Data tied to figure images:
----------------------------------------

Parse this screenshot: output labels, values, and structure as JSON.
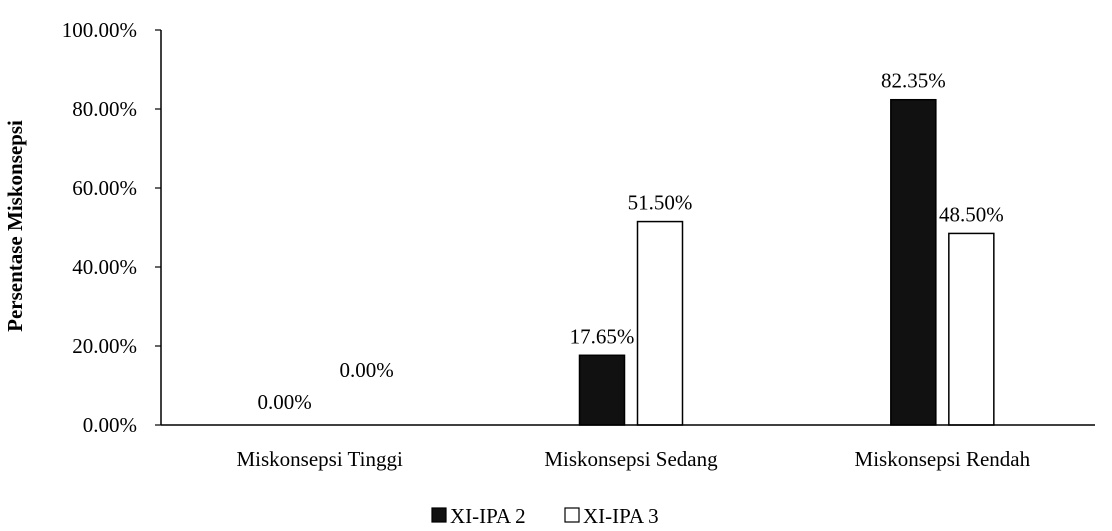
{
  "chart_data": {
    "type": "bar",
    "categories": [
      "Miskonsepsi Tinggi",
      "Miskonsepsi Sedang",
      "Miskonsepsi Rendah"
    ],
    "series": [
      {
        "name": "XI-IPA 2",
        "values": [
          0,
          17.65,
          82.35
        ],
        "labels": [
          "0.00%",
          "17.65%",
          "82.35%"
        ],
        "color": "#111111"
      },
      {
        "name": "XI-IPA 3",
        "values": [
          0,
          51.5,
          48.5
        ],
        "labels": [
          "0.00%",
          "51.50%",
          "48.50%"
        ],
        "color": "#ffffff"
      }
    ],
    "ylabel": "Persentase Miskonsepsi",
    "ylim": [
      0,
      100
    ],
    "yticks": [
      0,
      20,
      40,
      60,
      80,
      100
    ],
    "ytick_labels": [
      "0.00%",
      "20.00%",
      "40.00%",
      "60.00%",
      "80.00%",
      "100.00%"
    ],
    "grid": false,
    "legend_position": "bottom"
  }
}
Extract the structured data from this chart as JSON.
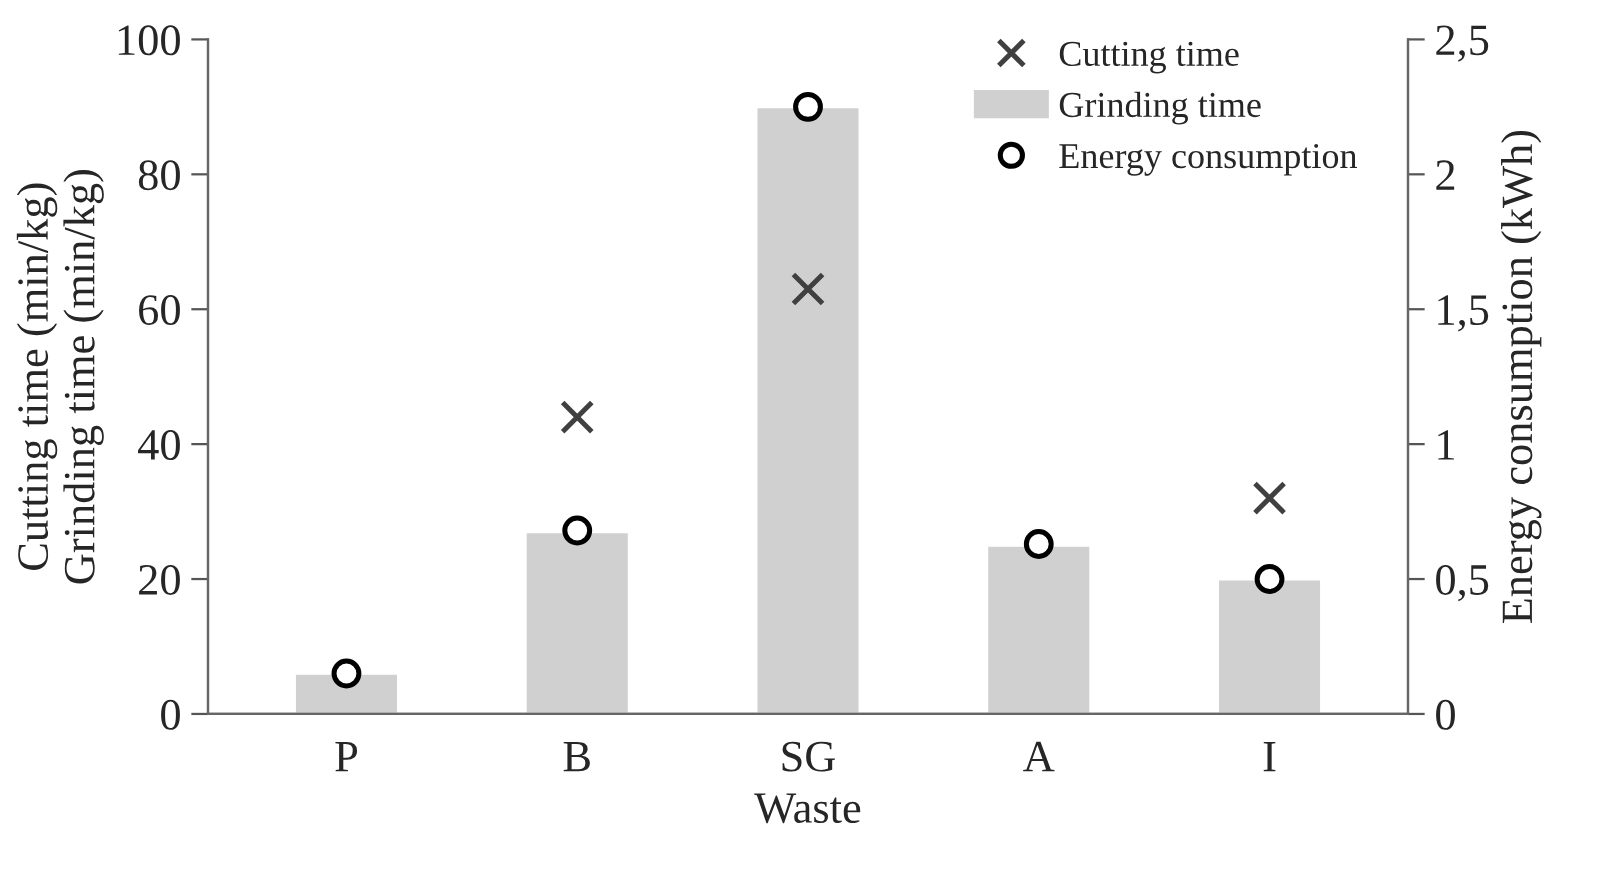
{
  "chart_data": {
    "type": "bar",
    "xlabel": "Waste",
    "ylabel": "Cutting time (min/kg)\nGrinding time (min/kg)",
    "y2label": "Energy consumption (kWh)",
    "categories": [
      "P",
      "B",
      "SG",
      "A",
      "I"
    ],
    "series": [
      {
        "name": "Cutting time",
        "type": "scatter",
        "marker": "cross",
        "color": "#404040",
        "values": [
          null,
          44,
          63,
          null,
          32
        ]
      },
      {
        "name": "Grinding time",
        "color": "#d0d0d0",
        "values": [
          6,
          27,
          90,
          25,
          20
        ]
      },
      {
        "name": "Energy consumption",
        "type": "scatter",
        "marker": "circle",
        "color": "#000000",
        "axis": "y2",
        "values": [
          0.15,
          0.68,
          2.25,
          0.63,
          0.5
        ]
      }
    ],
    "ylim": [
      0,
      100
    ],
    "yticks": [
      0,
      20,
      40,
      60,
      80,
      100
    ],
    "y2lim": [
      0,
      2.5
    ],
    "y2ticks": [
      0,
      {
        "value": 0.5,
        "label": "0,5"
      },
      1,
      {
        "value": 1.5,
        "label": "1,5"
      },
      2,
      {
        "value": 2.5,
        "label": "2,5"
      }
    ],
    "legend": "top right",
    "grid": false
  }
}
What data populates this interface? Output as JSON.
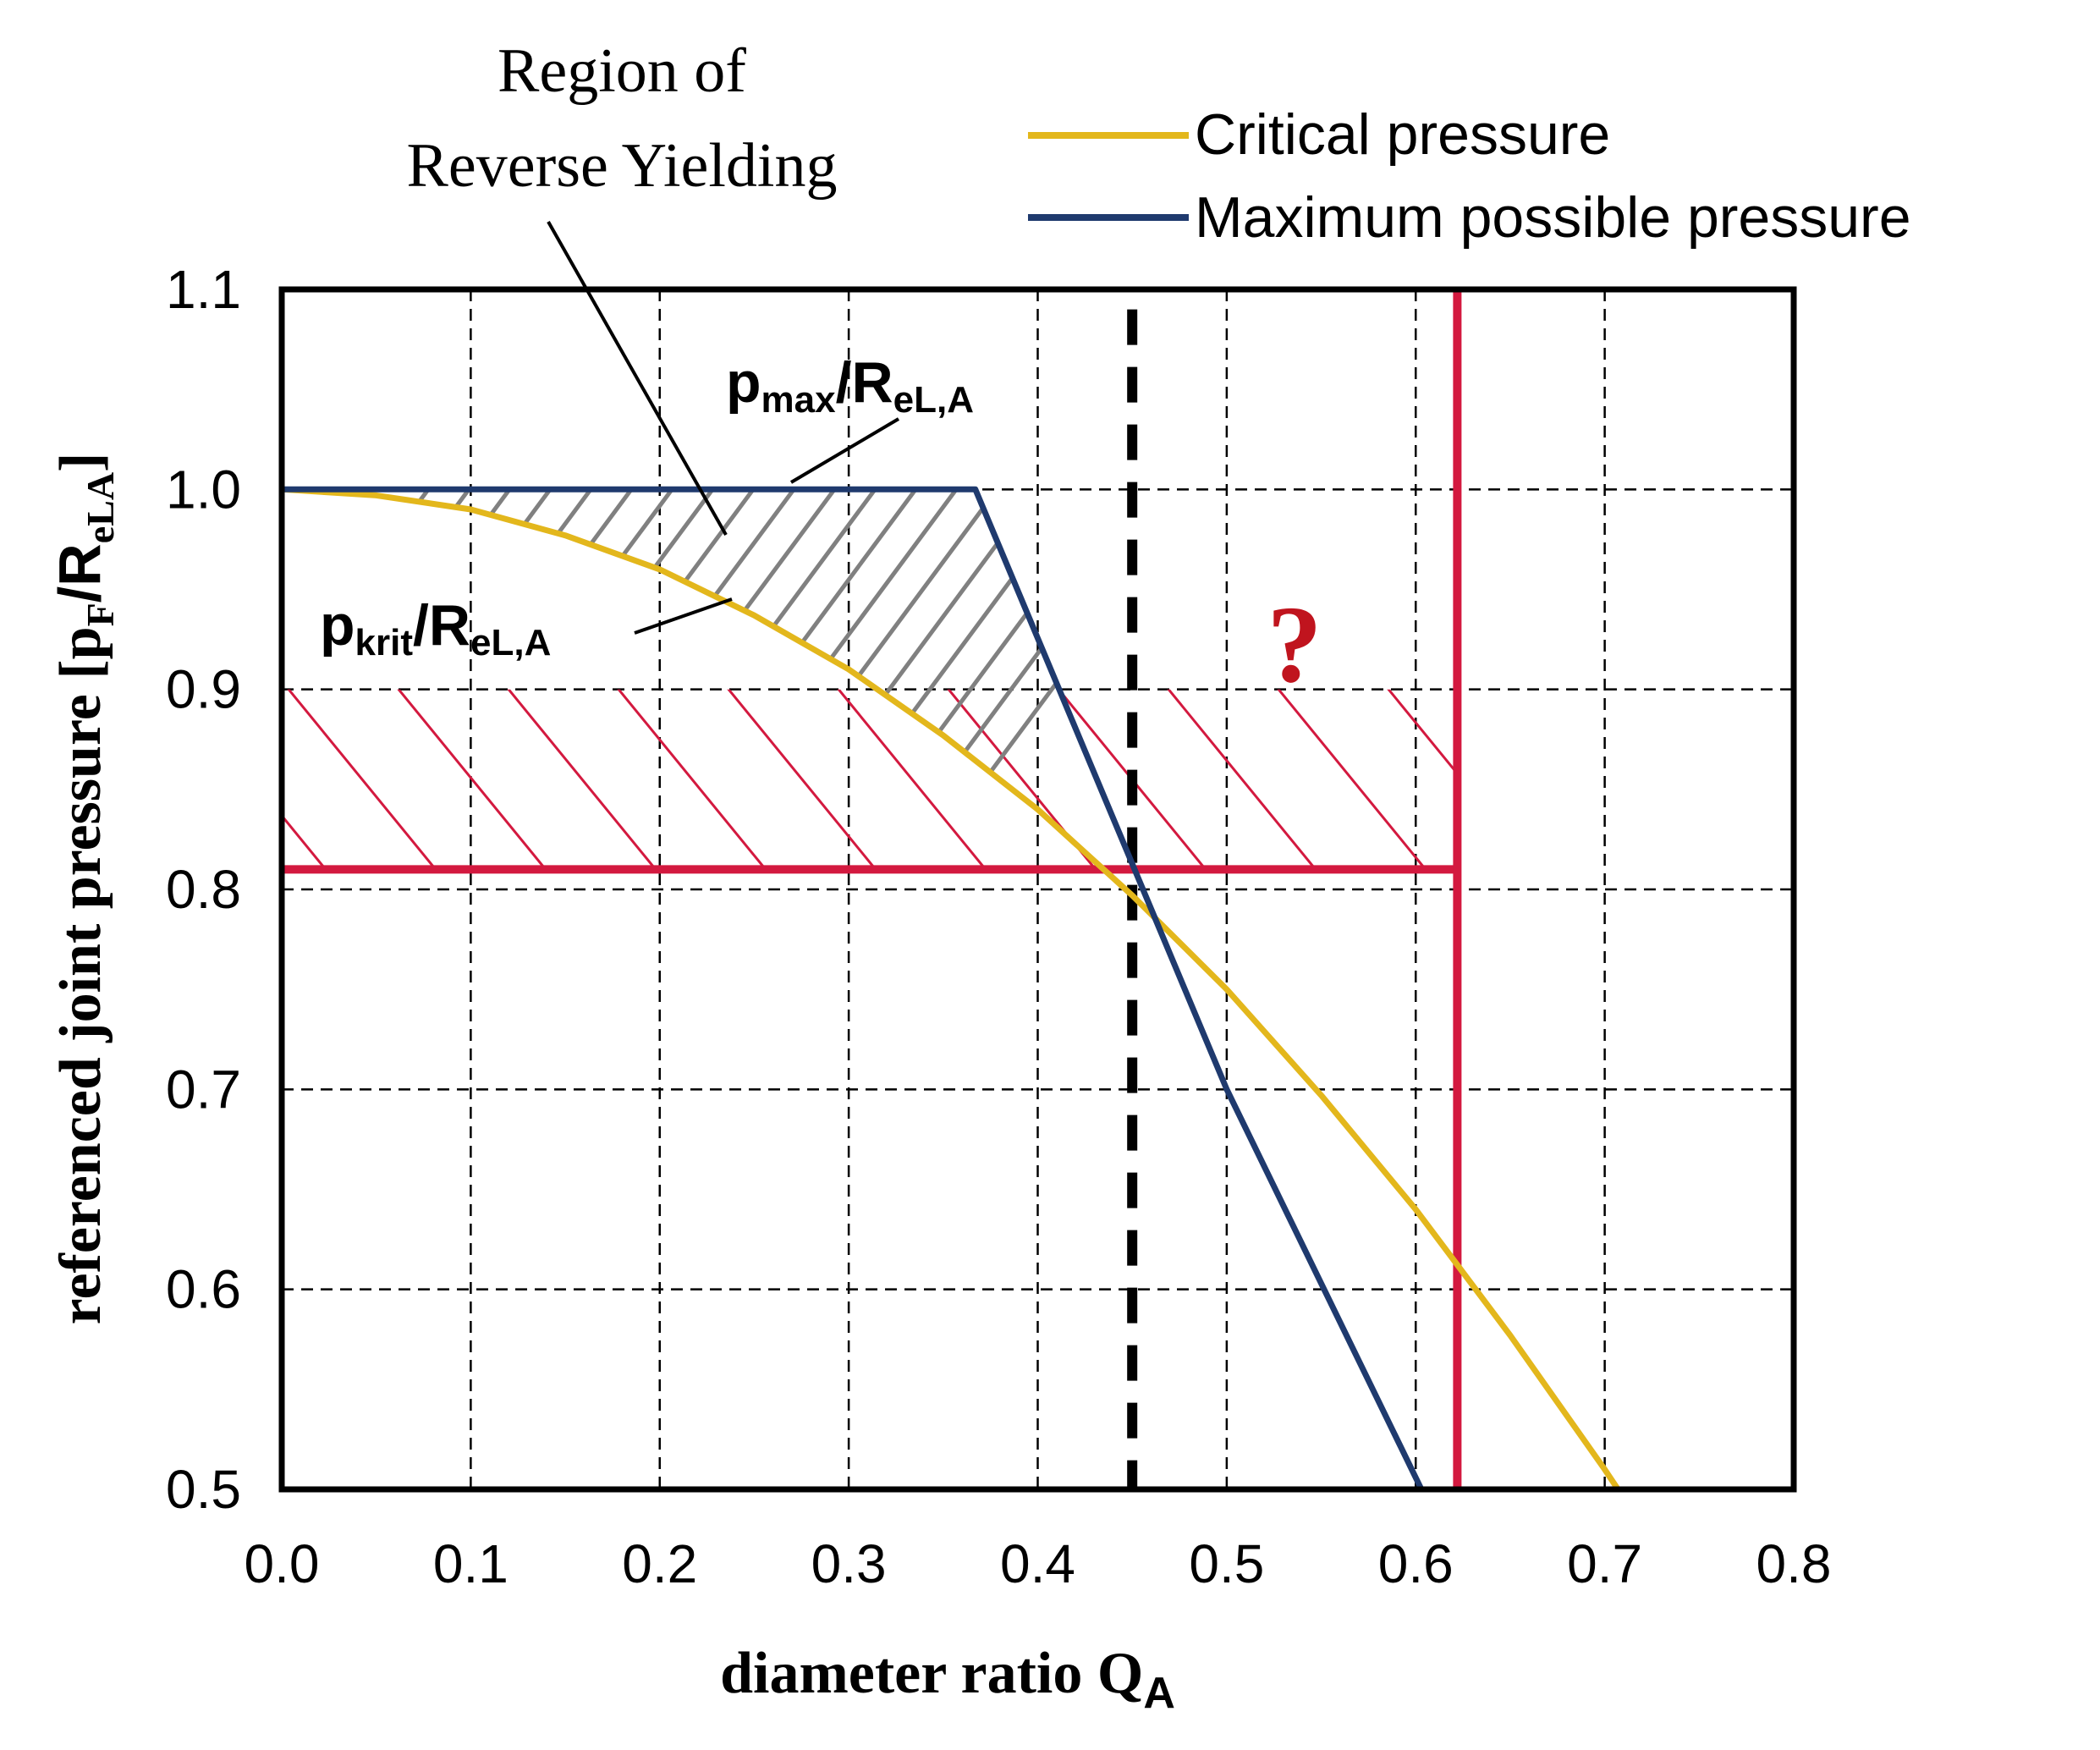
{
  "chart_data": {
    "type": "line",
    "title": "",
    "xlabel_main": "diameter ratio Q",
    "xlabel_sub": "A",
    "ylabel_main": "referenced joint pressure [p",
    "ylabel_sub1": "F",
    "ylabel_mid": "/R",
    "ylabel_sub2": "eLA",
    "ylabel_end": "]",
    "xlim": [
      0.0,
      0.8
    ],
    "ylim": [
      0.5,
      1.1
    ],
    "xticks": [
      0.0,
      0.1,
      0.2,
      0.3,
      0.4,
      0.5,
      0.6,
      0.7,
      0.8
    ],
    "yticks": [
      0.5,
      0.6,
      0.7,
      0.8,
      0.9,
      1.0,
      1.1
    ],
    "xtick_labels": [
      "0.0",
      "0.1",
      "0.2",
      "0.3",
      "0.4",
      "0.5",
      "0.6",
      "0.7",
      "0.8"
    ],
    "ytick_labels": [
      "0.5",
      "0.6",
      "0.7",
      "0.8",
      "0.9",
      "1.0",
      "1.1"
    ],
    "grid": true,
    "legend_position": "top-right",
    "series": [
      {
        "name": "Critical pressure",
        "color": "#e3b71c",
        "x": [
          0.0,
          0.05,
          0.1,
          0.15,
          0.2,
          0.25,
          0.3,
          0.35,
          0.4,
          0.45,
          0.5,
          0.55,
          0.6,
          0.65,
          0.7,
          0.707
        ],
        "y": [
          1.0,
          0.997,
          0.99,
          0.977,
          0.96,
          0.937,
          0.91,
          0.877,
          0.84,
          0.797,
          0.75,
          0.697,
          0.64,
          0.577,
          0.51,
          0.5
        ]
      },
      {
        "name": "Maximum possible pressure",
        "color": "#1f3a6e",
        "x": [
          0.0,
          0.367,
          0.5,
          0.603
        ],
        "y": [
          1.0,
          1.0,
          0.7,
          0.5
        ]
      }
    ],
    "reference_lines": {
      "vertical_dashed_x": 0.45,
      "vertical_red_x": 0.622,
      "horizontal_red_y": 0.81,
      "red_color": "#d3193f",
      "hatch_gray_color": "#808080"
    },
    "annotations": {
      "region_line1": "Region of",
      "region_line2": "Reverse Yielding",
      "pmax_main": "p",
      "pmax_sub1": "max",
      "pmax_mid": "/R",
      "pmax_sub2": "eL,A",
      "pkrit_main": "p",
      "pkrit_sub1": "krit",
      "pkrit_mid": "/R",
      "pkrit_sub2": "eL,A",
      "question": "?"
    }
  }
}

----------------------------------------

**Exercise prompt**
Make an exact copy of all entries above, dropping the images.

**Result**
Parse this screenshot: output labels, values, and structure as JSON.
{
  "chart_data": {
    "type": "bar",
    "categories": [
      "Miskonsepsi Tinggi",
      "Miskonsepsi Sedang",
      "Miskonsepsi Rendah"
    ],
    "series": [
      {
        "name": "XI-IPA 2",
        "values": [
          0,
          17.65,
          82.35
        ],
        "labels": [
          "0.00%",
          "17.65%",
          "82.35%"
        ],
        "color": "#111111"
      },
      {
        "name": "XI-IPA 3",
        "values": [
          0,
          51.5,
          48.5
        ],
        "labels": [
          "0.00%",
          "51.50%",
          "48.50%"
        ],
        "color": "#ffffff"
      }
    ],
    "ylabel": "Persentase Miskonsepsi",
    "ylim": [
      0,
      100
    ],
    "yticks": [
      0,
      20,
      40,
      60,
      80,
      100
    ],
    "ytick_labels": [
      "0.00%",
      "20.00%",
      "40.00%",
      "60.00%",
      "80.00%",
      "100.00%"
    ],
    "grid": false,
    "legend_position": "bottom"
  }
}
Extract the structured data from this chart as JSON.
{
  "chart_data": {
    "type": "bar",
    "xlabel": "Waste",
    "ylabel": "Cutting time (min/kg)\nGrinding time (min/kg)",
    "y2label": "Energy consumption (kWh)",
    "categories": [
      "P",
      "B",
      "SG",
      "A",
      "I"
    ],
    "series": [
      {
        "name": "Cutting time",
        "type": "scatter",
        "marker": "cross",
        "color": "#404040",
        "values": [
          null,
          44,
          63,
          null,
          32
        ]
      },
      {
        "name": "Grinding time",
        "color": "#d0d0d0",
        "values": [
          6,
          27,
          90,
          25,
          20
        ]
      },
      {
        "name": "Energy consumption",
        "type": "scatter",
        "marker": "circle",
        "color": "#000000",
        "axis": "y2",
        "values": [
          0.15,
          0.68,
          2.25,
          0.63,
          0.5
        ]
      }
    ],
    "ylim": [
      0,
      100
    ],
    "yticks": [
      0,
      20,
      40,
      60,
      80,
      100
    ],
    "y2lim": [
      0,
      2.5
    ],
    "y2ticks": [
      0,
      {
        "value": 0.5,
        "label": "0,5"
      },
      1,
      {
        "value": 1.5,
        "label": "1,5"
      },
      2,
      {
        "value": 2.5,
        "label": "2,5"
      }
    ],
    "legend": "top right",
    "grid": false
  }
}
What data populates this interface? Output as JSON.
{
  "chart_data": {
    "type": "line",
    "title": "",
    "xlabel_main": "diameter ratio Q",
    "xlabel_sub": "A",
    "ylabel_main": "referenced joint pressure [p",
    "ylabel_sub1": "F",
    "ylabel_mid": "/R",
    "ylabel_sub2": "eLA",
    "ylabel_end": "]",
    "xlim": [
      0.0,
      0.8
    ],
    "ylim": [
      0.5,
      1.1
    ],
    "xticks": [
      0.0,
      0.1,
      0.2,
      0.3,
      0.4,
      0.5,
      0.6,
      0.7,
      0.8
    ],
    "yticks": [
      0.5,
      0.6,
      0.7,
      0.8,
      0.9,
      1.0,
      1.1
    ],
    "xtick_labels": [
      "0.0",
      "0.1",
      "0.2",
      "0.3",
      "0.4",
      "0.5",
      "0.6",
      "0.7",
      "0.8"
    ],
    "ytick_labels": [
      "0.5",
      "0.6",
      "0.7",
      "0.8",
      "0.9",
      "1.0",
      "1.1"
    ],
    "grid": true,
    "legend_position": "top-right",
    "series": [
      {
        "name": "Critical pressure",
        "color": "#e3b71c",
        "x": [
          0.0,
          0.05,
          0.1,
          0.15,
          0.2,
          0.25,
          0.3,
          0.35,
          0.4,
          0.45,
          0.5,
          0.55,
          0.6,
          0.65,
          0.7,
          0.707
        ],
        "y": [
          1.0,
          0.997,
          0.99,
          0.977,
          0.96,
          0.937,
          0.91,
          0.877,
          0.84,
          0.797,
          0.75,
          0.697,
          0.64,
          0.577,
          0.51,
          0.5
        ]
      },
      {
        "name": "Maximum possible pressure",
        "color": "#1f3a6e",
        "x": [
          0.0,
          0.367,
          0.5,
          0.603
        ],
        "y": [
          1.0,
          1.0,
          0.7,
          0.5
        ]
      }
    ],
    "reference_lines": {
      "vertical_dashed_x": 0.45,
      "vertical_red_x": 0.622,
      "horizontal_red_y": 0.81,
      "red_color": "#d3193f",
      "hatch_gray_color": "#808080"
    },
    "annotations": {
      "region_line1": "Region of",
      "region_line2": "Reverse Yielding",
      "pmax_main": "p",
      "pmax_sub1": "max",
      "pmax_mid": "/R",
      "pmax_sub2": "eL,A",
      "pkrit_main": "p",
      "pkrit_sub1": "krit",
      "pkrit_mid": "/R",
      "pkrit_sub2": "eL,A",
      "question": "?"
    }
  }
}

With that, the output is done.